Input
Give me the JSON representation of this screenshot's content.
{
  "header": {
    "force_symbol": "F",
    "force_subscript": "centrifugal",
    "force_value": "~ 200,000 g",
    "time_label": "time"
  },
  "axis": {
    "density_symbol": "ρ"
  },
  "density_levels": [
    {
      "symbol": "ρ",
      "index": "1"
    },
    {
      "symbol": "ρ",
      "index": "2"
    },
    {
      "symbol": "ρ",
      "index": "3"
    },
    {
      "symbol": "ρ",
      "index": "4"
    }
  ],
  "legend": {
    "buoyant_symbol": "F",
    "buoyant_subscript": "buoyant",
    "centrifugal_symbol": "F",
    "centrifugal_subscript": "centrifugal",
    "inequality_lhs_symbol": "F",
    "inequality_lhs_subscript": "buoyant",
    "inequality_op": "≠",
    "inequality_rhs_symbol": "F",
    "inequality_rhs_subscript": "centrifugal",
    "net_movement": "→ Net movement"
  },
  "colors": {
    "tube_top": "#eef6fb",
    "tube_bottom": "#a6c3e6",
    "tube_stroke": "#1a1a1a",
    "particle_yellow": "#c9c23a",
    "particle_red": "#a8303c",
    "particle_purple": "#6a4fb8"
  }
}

Task description
Go through the listing and copy all of it exactly.

Response for this exercise
Give me the JSON representation of this screenshot's content.
{
  "header": {
    "force_symbol": "F",
    "force_subscript": "centrifugal",
    "force_value": "~ 200,000 g",
    "time_label": "time"
  },
  "axis": {
    "density_symbol": "ρ"
  },
  "density_levels": [
    {
      "symbol": "ρ",
      "index": "1"
    },
    {
      "symbol": "ρ",
      "index": "2"
    },
    {
      "symbol": "ρ",
      "index": "3"
    },
    {
      "symbol": "ρ",
      "index": "4"
    }
  ],
  "legend": {
    "buoyant_symbol": "F",
    "buoyant_subscript": "buoyant",
    "centrifugal_symbol": "F",
    "centrifugal_subscript": "centrifugal",
    "inequality_lhs_symbol": "F",
    "inequality_lhs_subscript": "buoyant",
    "inequality_op": "≠",
    "inequality_rhs_symbol": "F",
    "inequality_rhs_subscript": "centrifugal",
    "net_movement": "→ Net movement"
  },
  "colors": {
    "tube_top": "#eef6fb",
    "tube_bottom": "#a6c3e6",
    "tube_stroke": "#1a1a1a",
    "particle_yellow": "#c9c23a",
    "particle_red": "#a8303c",
    "particle_purple": "#6a4fb8"
  }
}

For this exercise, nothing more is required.